#### Datenauflistung:
#####

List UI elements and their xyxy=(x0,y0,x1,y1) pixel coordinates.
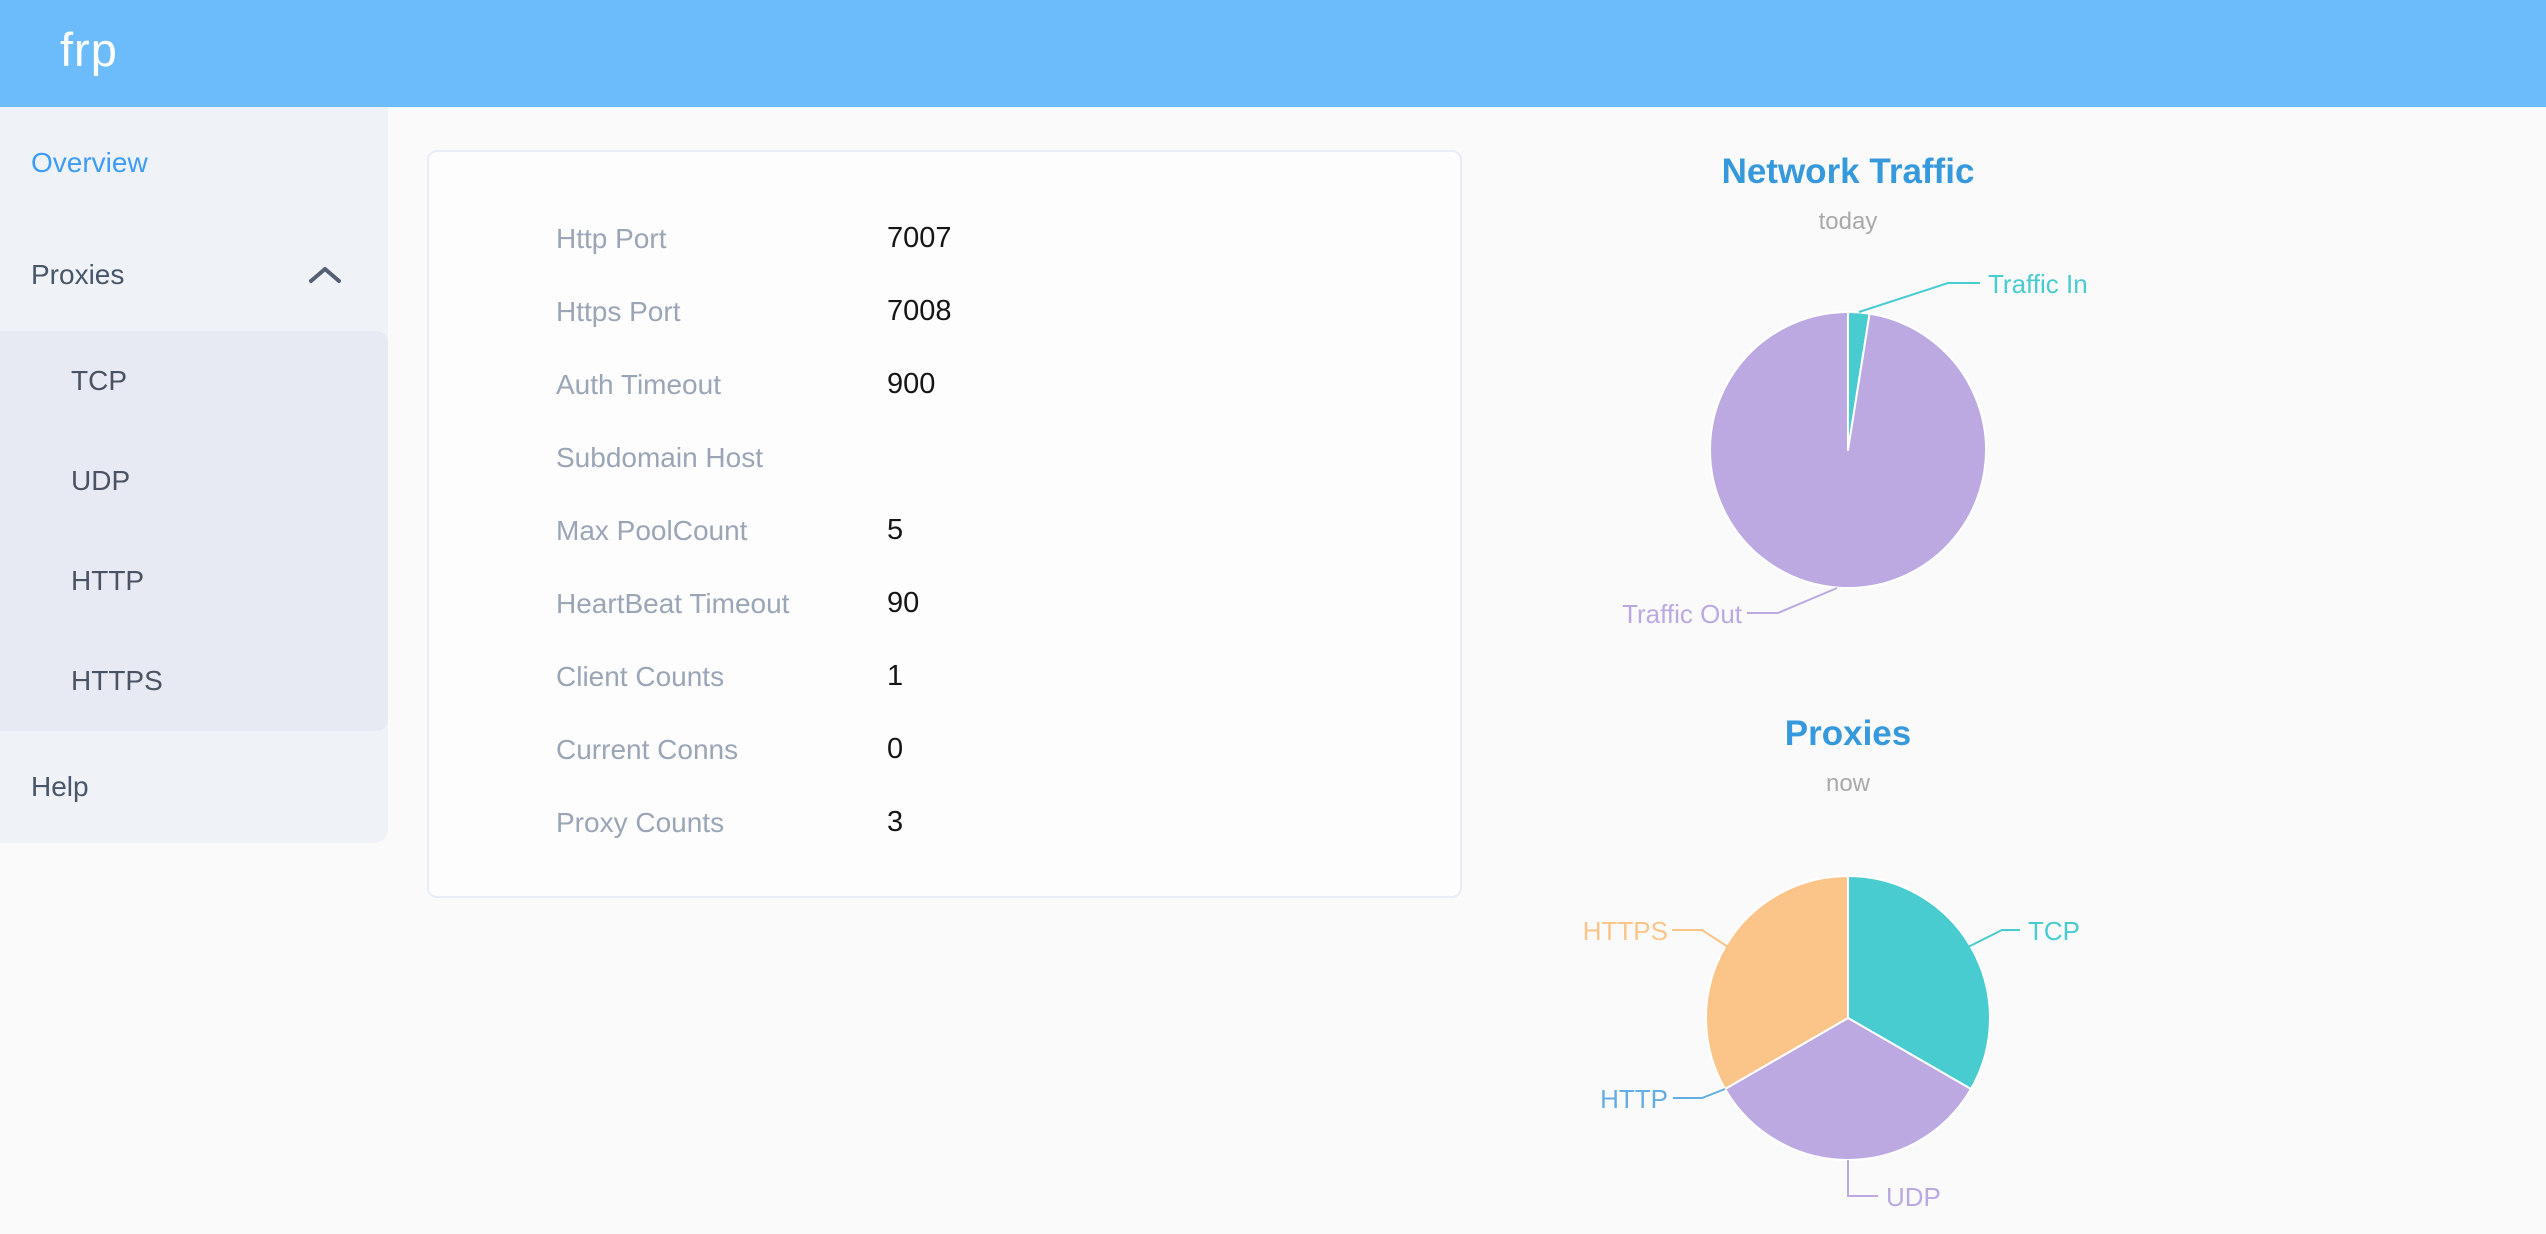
top-header-bar: frp xyxy=(0,0,2546,107)
info-label: Max PoolCount xyxy=(556,514,748,546)
pie-label-http[interactable]: HTTP xyxy=(1600,1084,1668,1114)
label-line-http xyxy=(1673,1088,1726,1099)
chart-title: Proxies xyxy=(1784,714,1912,753)
proxies-submenu: TCP UDP HTTP HTTPS xyxy=(0,331,388,731)
pie-label-https[interactable]: HTTPS xyxy=(1582,916,1668,946)
label-line-traffic-out xyxy=(1747,587,1838,614)
sidebar-item-label: HTTP xyxy=(71,565,145,596)
info-label: Current Conns xyxy=(556,733,739,765)
pie-slice-tcp[interactable] xyxy=(1847,875,1991,1090)
pie-slice-traffic-out[interactable] xyxy=(1709,311,1987,589)
info-value: 7007 xyxy=(887,222,952,254)
info-value: 90 xyxy=(887,587,920,619)
info-row-https-port: Https Port 7008 xyxy=(429,275,1460,348)
pie-label-traffic-in[interactable]: Traffic In xyxy=(1988,269,2088,299)
info-label: Client Counts xyxy=(556,660,725,692)
sidebar-item-https[interactable]: HTTPS xyxy=(0,631,388,731)
sidebar-item-label: Overview xyxy=(31,147,148,178)
info-row-heartbeat-timeout: HeartBeat Timeout 90 xyxy=(429,567,1460,640)
info-row-http-port: Http Port 7007 xyxy=(429,202,1460,275)
chart-title: Network Traffic xyxy=(1721,152,1975,191)
sidebar-item-overview[interactable]: Overview xyxy=(0,107,388,219)
sidebar-item-label: TCP xyxy=(71,365,127,396)
sidebar-nav: Overview Proxies TCP UDP HTTP HTTPS Help xyxy=(0,107,388,843)
app-logo: frp xyxy=(60,23,118,76)
pie-label-tcp[interactable]: TCP xyxy=(2028,916,2080,946)
sidebar-item-tcp[interactable]: TCP xyxy=(0,331,388,431)
info-value: 900 xyxy=(887,368,936,400)
chevron-up-icon xyxy=(309,267,341,283)
sidebar-item-udp[interactable]: UDP xyxy=(0,431,388,531)
chart-subtitle: today xyxy=(1818,208,1878,235)
label-line-https xyxy=(1672,929,1729,948)
label-line-traffic-in xyxy=(1858,282,1980,313)
sidebar-item-http[interactable]: HTTP xyxy=(0,531,388,631)
info-label: Https Port xyxy=(556,295,681,327)
chart-subtitle: now xyxy=(1825,770,1871,797)
proxies-chart-header: Proxies now xyxy=(1548,714,2148,798)
sidebar-item-proxies[interactable]: Proxies xyxy=(0,219,388,331)
pie-slice-https[interactable] xyxy=(1705,875,1849,1090)
label-line-tcp xyxy=(1967,929,2020,948)
info-value: 0 xyxy=(887,733,904,765)
network-traffic-chart-header: Network Traffic today xyxy=(1548,152,2148,236)
info-value: 1 xyxy=(887,660,904,692)
label-line-udp xyxy=(1847,1160,1878,1197)
info-label: Subdomain Host xyxy=(556,441,764,473)
info-label: Auth Timeout xyxy=(556,368,721,400)
sidebar-item-label: Proxies xyxy=(31,259,125,290)
sidebar-item-label: Help xyxy=(31,771,89,802)
sidebar-item-label: UDP xyxy=(71,465,131,496)
info-row-proxy-counts: Proxy Counts 3 xyxy=(429,786,1460,859)
pie-label-udp[interactable]: UDP xyxy=(1886,1182,1941,1212)
info-label: HeartBeat Timeout xyxy=(556,587,790,619)
info-label: Http Port xyxy=(556,222,667,254)
sidebar-item-label: HTTPS xyxy=(71,665,163,696)
info-row-subdomain-host: Subdomain Host xyxy=(429,421,1460,494)
info-row-client-counts: Client Counts 1 xyxy=(429,640,1460,713)
info-row-auth-timeout: Auth Timeout 900 xyxy=(429,348,1460,421)
info-value: 3 xyxy=(887,806,904,838)
info-row-max-poolcount: Max PoolCount 5 xyxy=(429,494,1460,567)
server-info-card: Http Port 7007 Https Port 7008 Auth Timeou… xyxy=(427,150,1462,898)
sidebar-item-help[interactable]: Help xyxy=(0,731,388,843)
info-label: Proxy Counts xyxy=(556,806,725,838)
info-value: 5 xyxy=(887,514,904,546)
info-value: 7008 xyxy=(887,295,952,327)
pie-label-traffic-out[interactable]: Traffic Out xyxy=(1622,599,1742,629)
info-row-current-conns: Current Conns 0 xyxy=(429,713,1460,786)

#####

#### AUSZUFÜHRENDE AUFGABE:
Stelle alle obigen Zeilen als Markdown-Tabelle mit den Spalten „Nr.“ und „Datenzeile“ dar und lass dabei Leerzeilen aus. Die Bilder gehören nicht in die Antwort.

#### LÖSUNG DER AUFGABE:
| Nr. | Datenzeile |
|---|---|
| 1 | List UI elements and their xyxy=(x0,y0,x1,y1) pixel coordinates. |
| 2 | top-header-bar: frp xyxy=(0,0,2546,107) |
| 3 | info-label: Max PoolCount xyxy=(556,514,748,546) |
| 4 | pie-label-http[interactable]: HTTP xyxy=(1600,1084,1668,1114) |
| 5 | label-line-http xyxy=(1673,1088,1726,1099) |
| 6 | chart-title: Proxies xyxy=(1784,714,1912,753) |
| 7 | proxies-submenu: TCP UDP HTTP HTTPS xyxy=(0,331,388,731) |
| 8 | pie-label-https[interactable]: HTTPS xyxy=(1582,916,1668,946) |
| 9 | label-line-traffic-out xyxy=(1747,587,1838,614) |
| 10 | sidebar-item-label: HTTP xyxy=(71,565,145,596) |
| 11 | info-label: Current Conns xyxy=(556,733,739,765) |
| 12 | pie-slice-tcp[interactable] xyxy=(1847,875,1991,1090) |
| 13 | pie-slice-traffic-out[interactable] xyxy=(1709,311,1987,589) |
| 14 | info-value: 7007 xyxy=(887,222,952,254) |
| 15 | info-value: 90 xyxy=(887,587,920,619) |
| 16 | info-row-https-port: Https Port 7008 xyxy=(429,275,1460,348) |
| 17 | pie-label-traffic-in[interactable]: Traffic In xyxy=(1988,269,2088,299) |
| 18 | info-label: Client Counts xyxy=(556,660,725,692) |
| 19 | sidebar-item-https[interactable]: HTTPS xyxy=(0,631,388,731) |
| 20 | sidebar-item-label: Overview xyxy=(31,147,148,178) |
| 21 | info-row-heartbeat-timeout: HeartBeat Timeout 90 xyxy=(429,567,1460,640) |
| 22 | info-row-http-port: Http Port 7007 xyxy=(429,202,1460,275) |
| 23 | chart-title: Network Traffic xyxy=(1721,152,1975,191) |
| 24 | sidebar-item-overview[interactable]: Overview xyxy=(0,107,388,219) |
| 25 | sidebar-item-label: TCP xyxy=(71,365,127,396) |
| 26 | sidebar-nav: Overview Proxies TCP UDP HTTP HTTPS Help xyxy=(0,107,388,843) |
| 27 | app-logo: frp xyxy=(60,23,118,76) |
| 28 | pie-label-tcp[interactable]: TCP xyxy=(2028,916,2080,946) |
| 29 | sidebar-item-tcp[interactable]: TCP xyxy=(0,331,388,431) |
| 30 | info-value: 900 xyxy=(887,368,936,400) |
| 31 | chevron-up-icon xyxy=(309,267,341,283) |
| 32 | sidebar-item-udp[interactable]: UDP xyxy=(0,431,388,531) |
| 33 | chart-subtitle: today xyxy=(1818,208,1878,235) |
| 34 | label-line-https xyxy=(1672,929,1729,948) |
| 35 | label-line-traffic-in xyxy=(1858,282,1980,313) |
| 36 | sidebar-item-http[interactable]: HTTP xyxy=(0,531,388,631) |
| 37 | info-label: Https Port xyxy=(556,295,681,327) |
| 38 | chart-subtitle: now xyxy=(1825,770,1871,797) |
| 39 | proxies-chart-header: Proxies now xyxy=(1548,714,2148,798) |
| 40 | sidebar-item-proxies[interactable]: Proxies xyxy=(0,219,388,331) |
| 41 | pie-slice-https[interactable] xyxy=(1705,875,1849,1090) |
| 42 | label-line-tcp xyxy=(1967,929,2020,948) |
| 43 | info-value: 0 xyxy=(887,733,904,765) |
| 44 | network-traffic-chart-header: Network Traffic today xyxy=(1548,152,2148,236) |
| 45 | info-value: 1 xyxy=(887,660,904,692) |
| 46 | label-line-udp xyxy=(1847,1160,1878,1197) |
| 47 | info-label: Subdomain Host xyxy=(556,441,764,473) |
| 48 | info-label: Auth Timeout xyxy=(556,368,721,400) |
| 49 | sidebar-item-label: Proxies xyxy=(31,259,125,290) |
| 50 | sidebar-item-label: Help xyxy=(31,771,89,802) |
| 51 | sidebar-item-label: UDP xyxy=(71,465,131,496) |
| 52 | info-row-proxy-counts: Proxy Counts 3 xyxy=(429,786,1460,859) |
| 53 | pie-label-udp[interactable]: UDP xyxy=(1886,1182,1941,1212) |
| 54 | info-label: HeartBeat Timeout xyxy=(556,587,790,619) |
| 55 | info-label: Http Port xyxy=(556,222,667,254) |
| 56 | sidebar-item-label: HTTPS xyxy=(71,665,163,696) |
| 57 | info-row-subdomain-host: Subdomain Host xyxy=(429,421,1460,494) |
| 58 | info-row-client-counts: Client Counts 1 xyxy=(429,640,1460,713) |
| 59 | info-row-auth-timeout: Auth Timeout 900 xyxy=(429,348,1460,421) |
| 60 | info-value: 3 xyxy=(887,806,904,838) |
| 61 | info-row-max-poolcount: Max PoolCount 5 xyxy=(429,494,1460,567) |
| 62 | server-info-card: Http Port 7007 Https Port 7008 Auth Timeou… xyxy=(427,150,1462,898) |
| 63 | sidebar-item-help[interactable]: Help xyxy=(0,731,388,843) |
| 64 | info-label: Proxy Counts xyxy=(556,806,725,838) |
| 65 | info-value: 5 xyxy=(887,514,904,546) |
| 66 | info-value: 7008 xyxy=(887,295,952,327) |
| 67 | pie-label-traffic-out[interactable]: Traffic Out xyxy=(1622,599,1742,629) |
| 68 | info-row-current-conns: Current Conns 0 xyxy=(429,713,1460,786) |